DIRECTIVE ▸
Each record below is to be copied word for word, with pictures removed.

══════════

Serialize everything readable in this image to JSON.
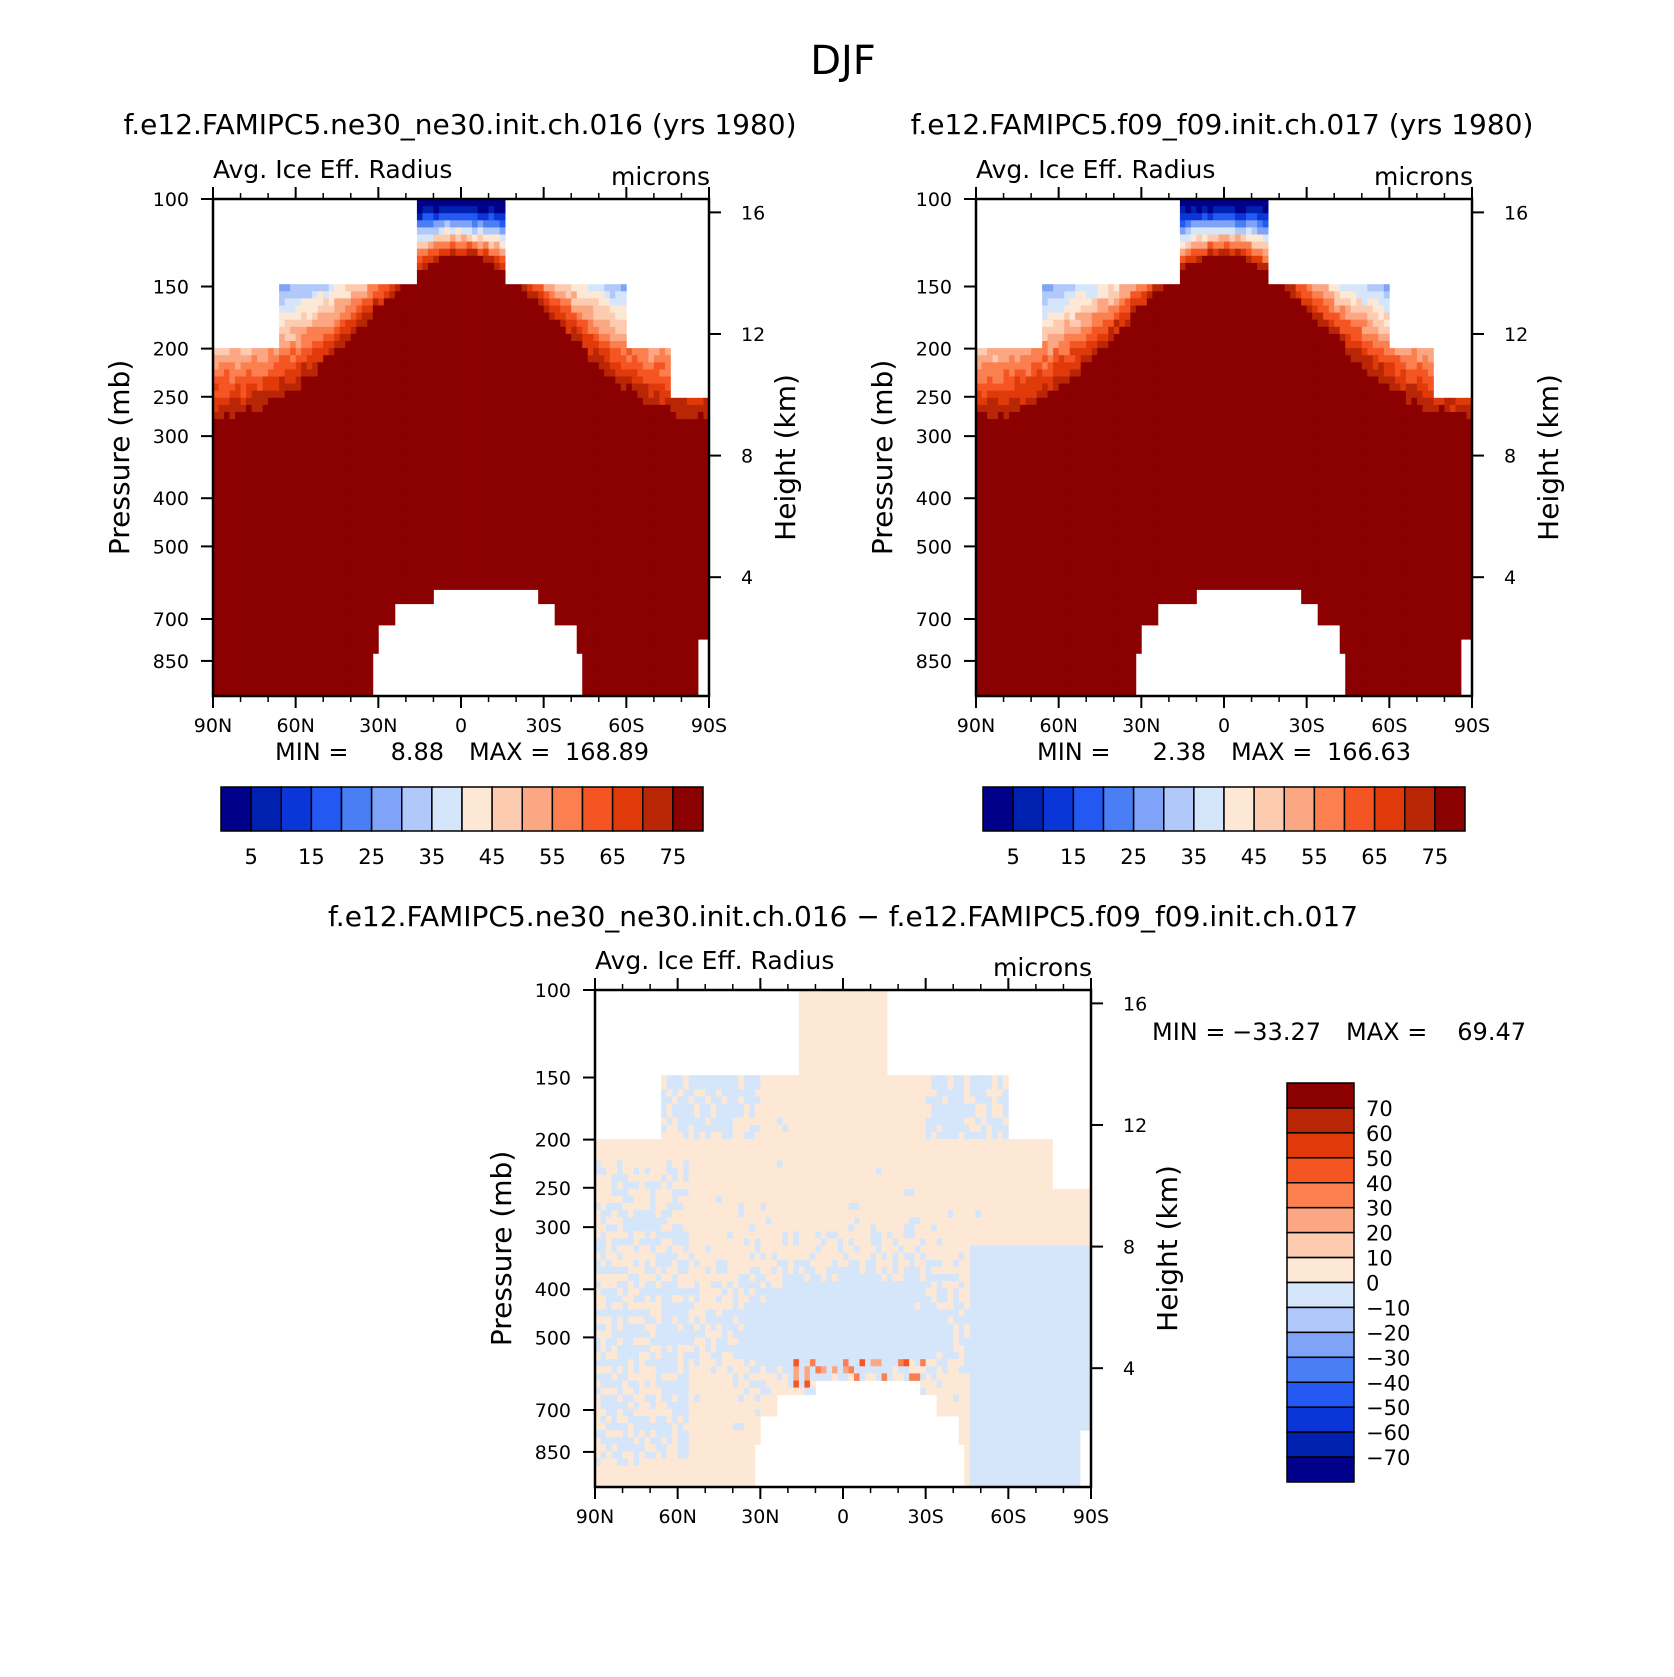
{
  "figure_title": "DJF",
  "colors": {
    "abs_scale": [
      "#00008b",
      "#0020b0",
      "#0a36d8",
      "#2458f2",
      "#4a7ef5",
      "#7fa3f7",
      "#b0c8fa",
      "#d6e6fa",
      "#fde8d6",
      "#fdcbb0",
      "#fca783",
      "#fb7f4f",
      "#f55523",
      "#e03a0a",
      "#b92605",
      "#8b0000"
    ],
    "diff_scale": [
      "#00008b",
      "#0020b0",
      "#0a36d8",
      "#2458f2",
      "#4a7ef5",
      "#7fa3f7",
      "#b0c8fa",
      "#d6e6fa",
      "#fde8d6",
      "#fdcbb0",
      "#fca783",
      "#fb7f4f",
      "#f55523",
      "#e03a0a",
      "#b92605",
      "#8b0000"
    ]
  },
  "chart_data": [
    {
      "type": "heatmap",
      "title": "f.e12.FAMIPC5.ne30_ne30.init.ch.016 (yrs 1980)",
      "subtitle": "Avg. Ice Eff. Radius",
      "units": "microns",
      "ylabel": "Pressure (mb)",
      "y2label": "Height (km)",
      "x_ticks": [
        "90N",
        "60N",
        "30N",
        "0",
        "30S",
        "60S",
        "90S"
      ],
      "y_ticks": [
        100,
        150,
        200,
        250,
        300,
        400,
        500,
        700,
        850
      ],
      "y2_ticks": [
        16,
        12,
        8,
        4
      ],
      "ylim": [
        1000,
        100
      ],
      "min_label": "MIN =",
      "min_value": "8.88",
      "max_label": "MAX =",
      "max_value": "168.89",
      "colorbar_labels": [
        "5",
        "15",
        "25",
        "35",
        "45",
        "55",
        "65",
        "75"
      ]
    },
    {
      "type": "heatmap",
      "title": "f.e12.FAMIPC5.f09_f09.init.ch.017 (yrs 1980)",
      "subtitle": "Avg. Ice Eff. Radius",
      "units": "microns",
      "ylabel": "Pressure (mb)",
      "y2label": "Height (km)",
      "x_ticks": [
        "90N",
        "60N",
        "30N",
        "0",
        "30S",
        "60S",
        "90S"
      ],
      "y_ticks": [
        100,
        150,
        200,
        250,
        300,
        400,
        500,
        700,
        850
      ],
      "y2_ticks": [
        16,
        12,
        8,
        4
      ],
      "ylim": [
        1000,
        100
      ],
      "min_label": "MIN =",
      "min_value": "2.38",
      "max_label": "MAX =",
      "max_value": "166.63",
      "colorbar_labels": [
        "5",
        "15",
        "25",
        "35",
        "45",
        "55",
        "65",
        "75"
      ]
    },
    {
      "type": "heatmap",
      "title": "f.e12.FAMIPC5.ne30_ne30.init.ch.016 − f.e12.FAMIPC5.f09_f09.init.ch.017",
      "subtitle": "Avg. Ice Eff. Radius",
      "units": "microns",
      "ylabel": "Pressure (mb)",
      "y2label": "Height (km)",
      "x_ticks": [
        "90N",
        "60N",
        "30N",
        "0",
        "30S",
        "60S",
        "90S"
      ],
      "y_ticks": [
        100,
        150,
        200,
        250,
        300,
        400,
        500,
        700,
        850
      ],
      "y2_ticks": [
        16,
        12,
        8,
        4
      ],
      "ylim": [
        1000,
        100
      ],
      "min_label": "MIN =",
      "min_value": "−33.27",
      "max_label": "MAX =",
      "max_value": "69.47",
      "colorbar_labels": [
        "70",
        "60",
        "50",
        "40",
        "30",
        "20",
        "10",
        "0",
        "−10",
        "−20",
        "−30",
        "−40",
        "−50",
        "−60",
        "−70"
      ]
    }
  ]
}
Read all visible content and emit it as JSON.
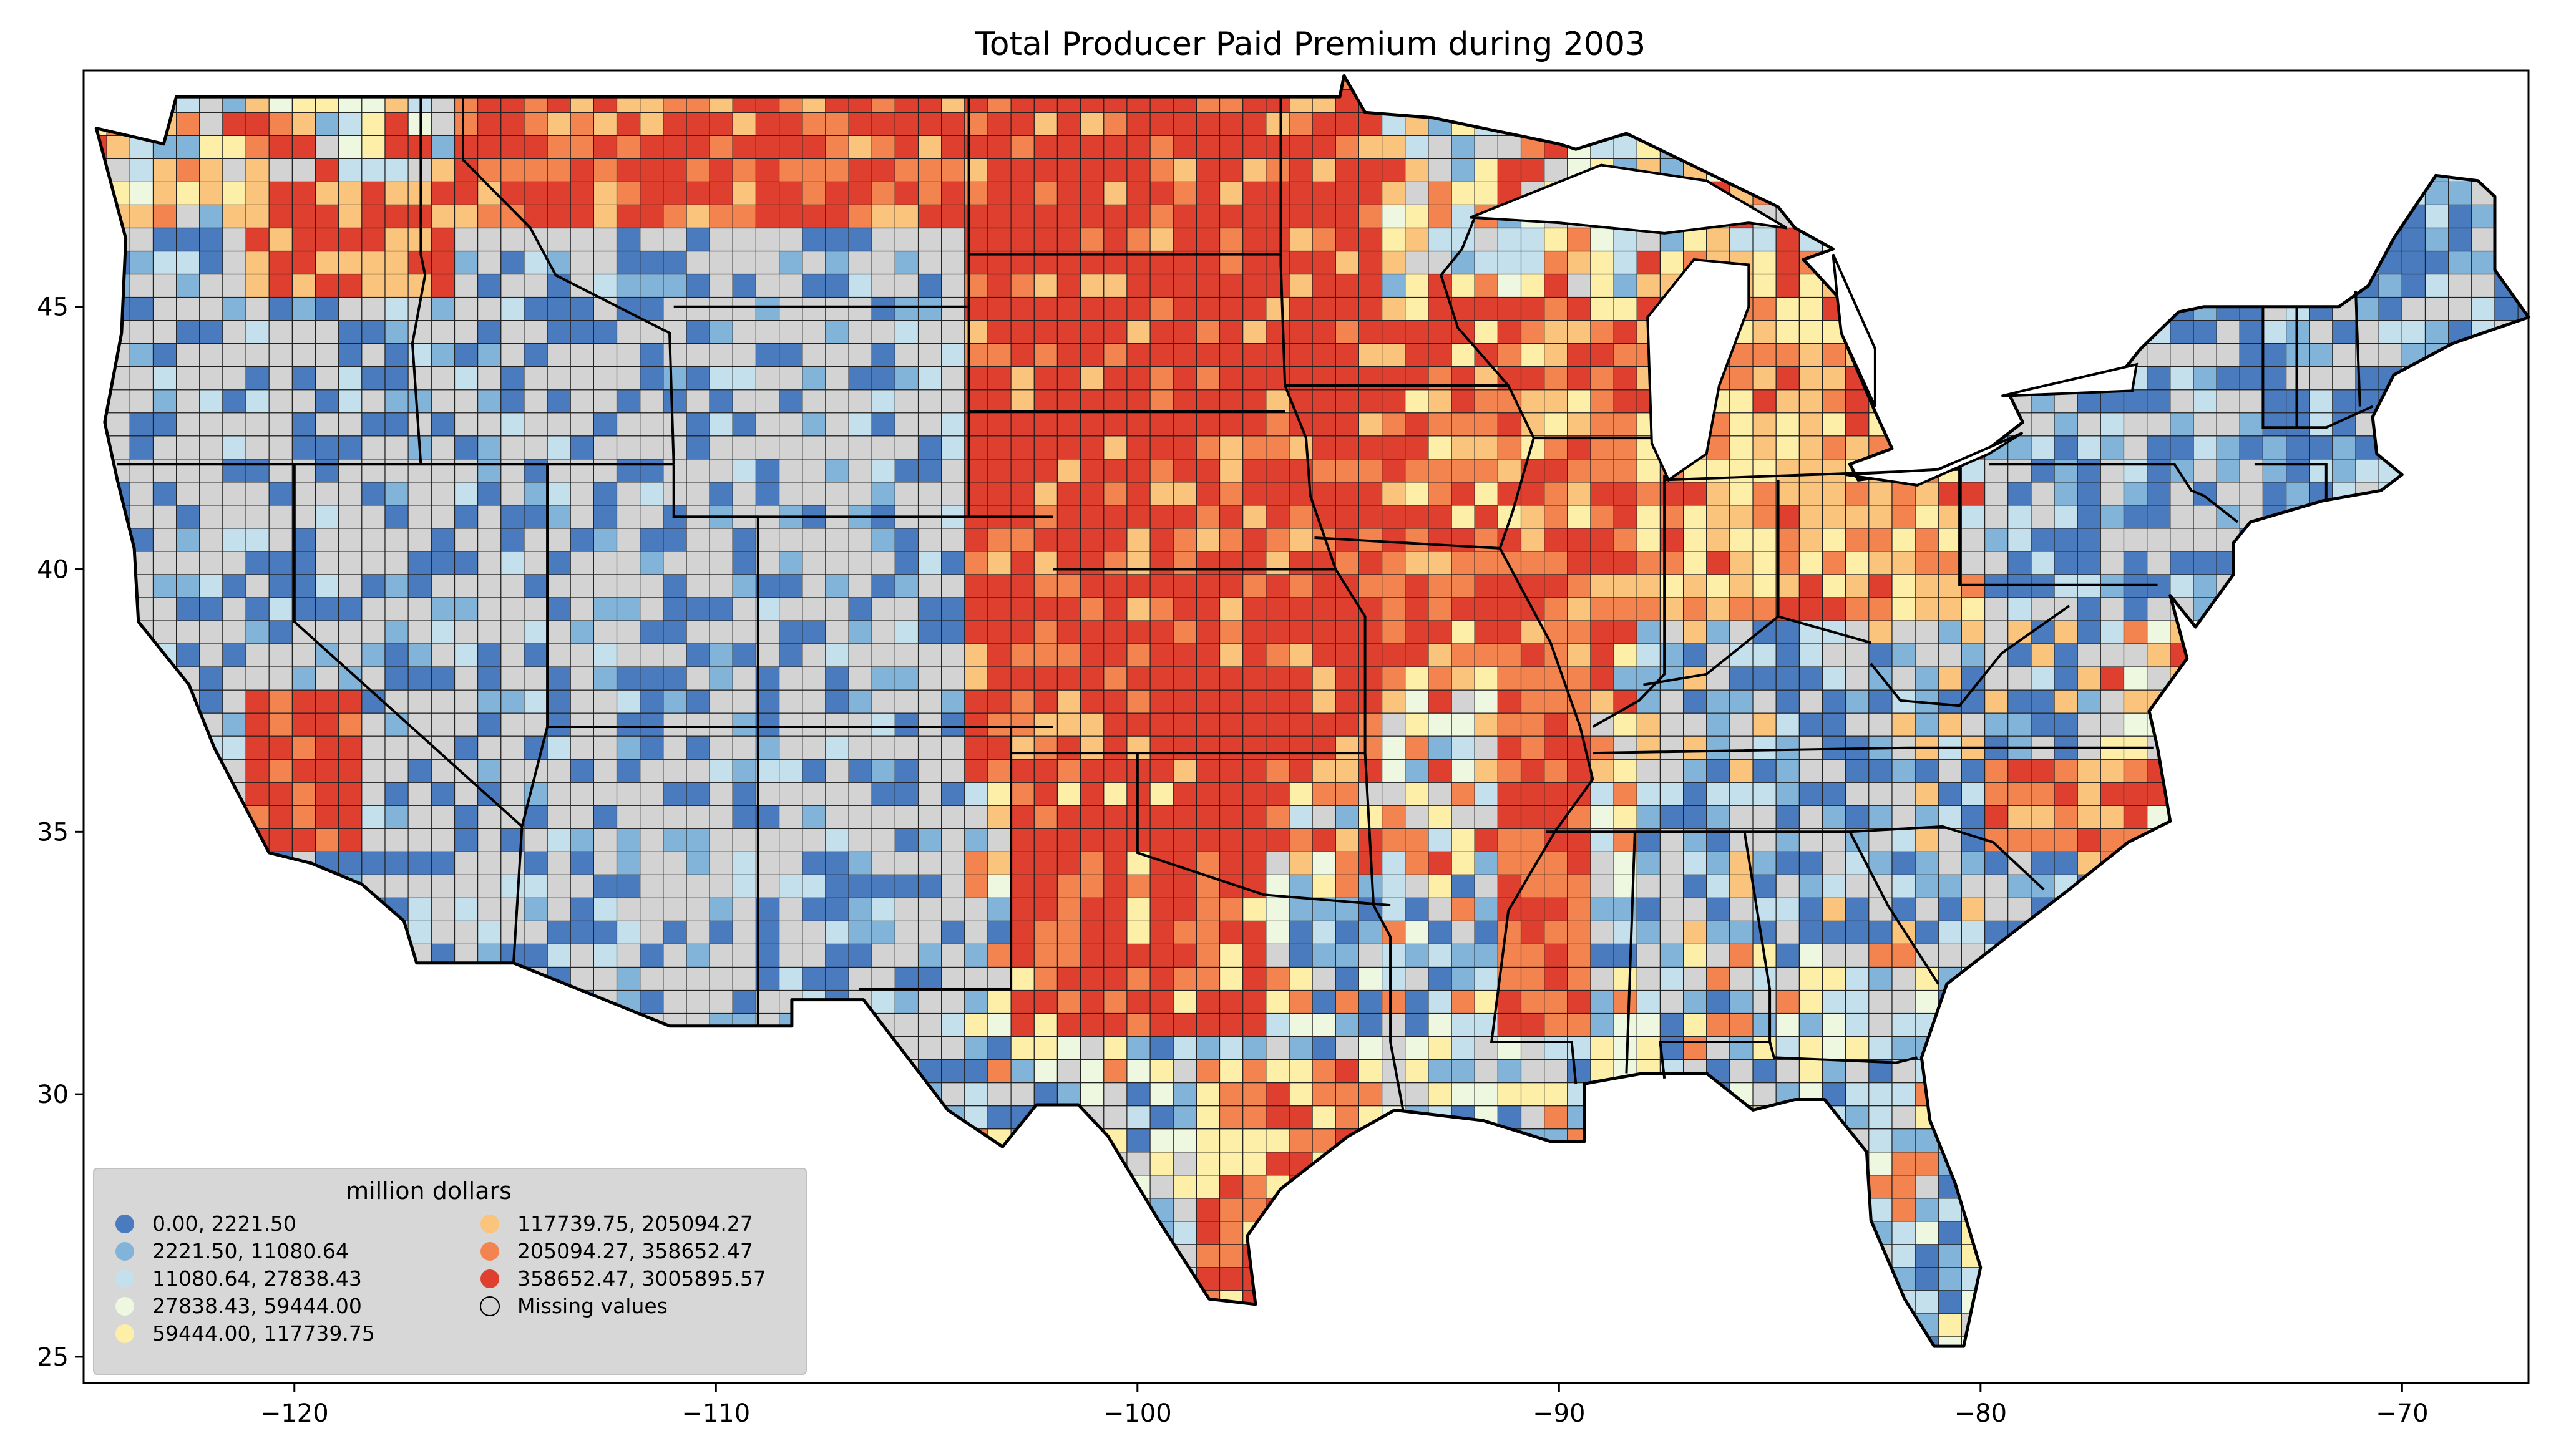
{
  "title": "Total Producer Paid Premium during 2003",
  "map": {
    "projection": "plate carree (lon/lat)",
    "xlim": [
      -125,
      -67
    ],
    "ylim": [
      24.5,
      49.5
    ],
    "x_ticks": [
      -120,
      -110,
      -100,
      -90,
      -80,
      -70
    ],
    "x_tick_labels": [
      "−120",
      "−110",
      "−100",
      "−90",
      "−80",
      "−70"
    ],
    "y_ticks": [
      25,
      30,
      35,
      40,
      45
    ],
    "y_tick_labels": [
      "25",
      "30",
      "35",
      "40",
      "45"
    ],
    "missing_color": "#d3d3d3",
    "border_color": "#000000"
  },
  "legend": {
    "title": "million dollars",
    "placement": "lower-left",
    "entries": [
      {
        "label": "0.00,    2221.50",
        "color": "#4a7bbf"
      },
      {
        "label": "2221.50,   11080.64",
        "color": "#82b3d8"
      },
      {
        "label": "11080.64,   27838.43",
        "color": "#c3e0ec"
      },
      {
        "label": "27838.43,   59444.00",
        "color": "#eef7df"
      },
      {
        "label": "59444.00,  117739.75",
        "color": "#fdeea8"
      },
      {
        "label": "117739.75,  205094.27",
        "color": "#fbc47c"
      },
      {
        "label": "205094.27,  358652.47",
        "color": "#f4844f"
      },
      {
        "label": "358652.47, 3005895.57",
        "color": "#de3f2e"
      },
      {
        "label": "Missing values",
        "color": "#d3d3d3"
      }
    ]
  }
}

══════════

SOLUTION TO THIS EXERCISE ▸
Serialize everything readable in this image to JSON.
{
  "figure_title": "DJF",
  "colors": {
    "abs_scale": [
      "#00008b",
      "#0020b0",
      "#0a36d8",
      "#2458f2",
      "#4a7ef5",
      "#7fa3f7",
      "#b0c8fa",
      "#d6e6fa",
      "#fde8d6",
      "#fdcbb0",
      "#fca783",
      "#fb7f4f",
      "#f55523",
      "#e03a0a",
      "#b92605",
      "#8b0000"
    ],
    "diff_scale": [
      "#00008b",
      "#0020b0",
      "#0a36d8",
      "#2458f2",
      "#4a7ef5",
      "#7fa3f7",
      "#b0c8fa",
      "#d6e6fa",
      "#fde8d6",
      "#fdcbb0",
      "#fca783",
      "#fb7f4f",
      "#f55523",
      "#e03a0a",
      "#b92605",
      "#8b0000"
    ]
  },
  "chart_data": [
    {
      "type": "heatmap",
      "title": "f.e12.FAMIPC5.ne30_ne30.init.ch.016 (yrs 1980)",
      "subtitle": "Avg. Ice Eff. Radius",
      "units": "microns",
      "ylabel": "Pressure (mb)",
      "y2label": "Height (km)",
      "x_ticks": [
        "90N",
        "60N",
        "30N",
        "0",
        "30S",
        "60S",
        "90S"
      ],
      "y_ticks": [
        100,
        150,
        200,
        250,
        300,
        400,
        500,
        700,
        850
      ],
      "y2_ticks": [
        16,
        12,
        8,
        4
      ],
      "ylim": [
        1000,
        100
      ],
      "min_label": "MIN =",
      "min_value": "8.88",
      "max_label": "MAX =",
      "max_value": "168.89",
      "colorbar_labels": [
        "5",
        "15",
        "25",
        "35",
        "45",
        "55",
        "65",
        "75"
      ]
    },
    {
      "type": "heatmap",
      "title": "f.e12.FAMIPC5.f09_f09.init.ch.017 (yrs 1980)",
      "subtitle": "Avg. Ice Eff. Radius",
      "units": "microns",
      "ylabel": "Pressure (mb)",
      "y2label": "Height (km)",
      "x_ticks": [
        "90N",
        "60N",
        "30N",
        "0",
        "30S",
        "60S",
        "90S"
      ],
      "y_ticks": [
        100,
        150,
        200,
        250,
        300,
        400,
        500,
        700,
        850
      ],
      "y2_ticks": [
        16,
        12,
        8,
        4
      ],
      "ylim": [
        1000,
        100
      ],
      "min_label": "MIN =",
      "min_value": "2.38",
      "max_label": "MAX =",
      "max_value": "166.63",
      "colorbar_labels": [
        "5",
        "15",
        "25",
        "35",
        "45",
        "55",
        "65",
        "75"
      ]
    },
    {
      "type": "heatmap",
      "title": "f.e12.FAMIPC5.ne30_ne30.init.ch.016 − f.e12.FAMIPC5.f09_f09.init.ch.017",
      "subtitle": "Avg. Ice Eff. Radius",
      "units": "microns",
      "ylabel": "Pressure (mb)",
      "y2label": "Height (km)",
      "x_ticks": [
        "90N",
        "60N",
        "30N",
        "0",
        "30S",
        "60S",
        "90S"
      ],
      "y_ticks": [
        100,
        150,
        200,
        250,
        300,
        400,
        500,
        700,
        850
      ],
      "y2_ticks": [
        16,
        12,
        8,
        4
      ],
      "ylim": [
        1000,
        100
      ],
      "min_label": "MIN =",
      "min_value": "−33.27",
      "max_label": "MAX =",
      "max_value": "69.47",
      "colorbar_labels": [
        "70",
        "60",
        "50",
        "40",
        "30",
        "20",
        "10",
        "0",
        "−10",
        "−20",
        "−30",
        "−40",
        "−50",
        "−60",
        "−70"
      ]
    }
  ]
}
Read all visible content and emit it as JSON.
{
  "title": "Total Producer Paid Premium during 2003",
  "map": {
    "projection": "plate carree (lon/lat)",
    "xlim": [
      -125,
      -67
    ],
    "ylim": [
      24.5,
      49.5
    ],
    "x_ticks": [
      -120,
      -110,
      -100,
      -90,
      -80,
      -70
    ],
    "x_tick_labels": [
      "−120",
      "−110",
      "−100",
      "−90",
      "−80",
      "−70"
    ],
    "y_ticks": [
      25,
      30,
      35,
      40,
      45
    ],
    "y_tick_labels": [
      "25",
      "30",
      "35",
      "40",
      "45"
    ],
    "missing_color": "#d3d3d3",
    "border_color": "#000000"
  },
  "legend": {
    "title": "million dollars",
    "placement": "lower-left",
    "entries": [
      {
        "label": "0.00,    2221.50",
        "color": "#4a7bbf"
      },
      {
        "label": "2221.50,   11080.64",
        "color": "#82b3d8"
      },
      {
        "label": "11080.64,   27838.43",
        "color": "#c3e0ec"
      },
      {
        "label": "27838.43,   59444.00",
        "color": "#eef7df"
      },
      {
        "label": "59444.00,  117739.75",
        "color": "#fdeea8"
      },
      {
        "label": "117739.75,  205094.27",
        "color": "#fbc47c"
      },
      {
        "label": "205094.27,  358652.47",
        "color": "#f4844f"
      },
      {
        "label": "358652.47, 3005895.57",
        "color": "#de3f2e"
      },
      {
        "label": "Missing values",
        "color": "#d3d3d3"
      }
    ]
  }
}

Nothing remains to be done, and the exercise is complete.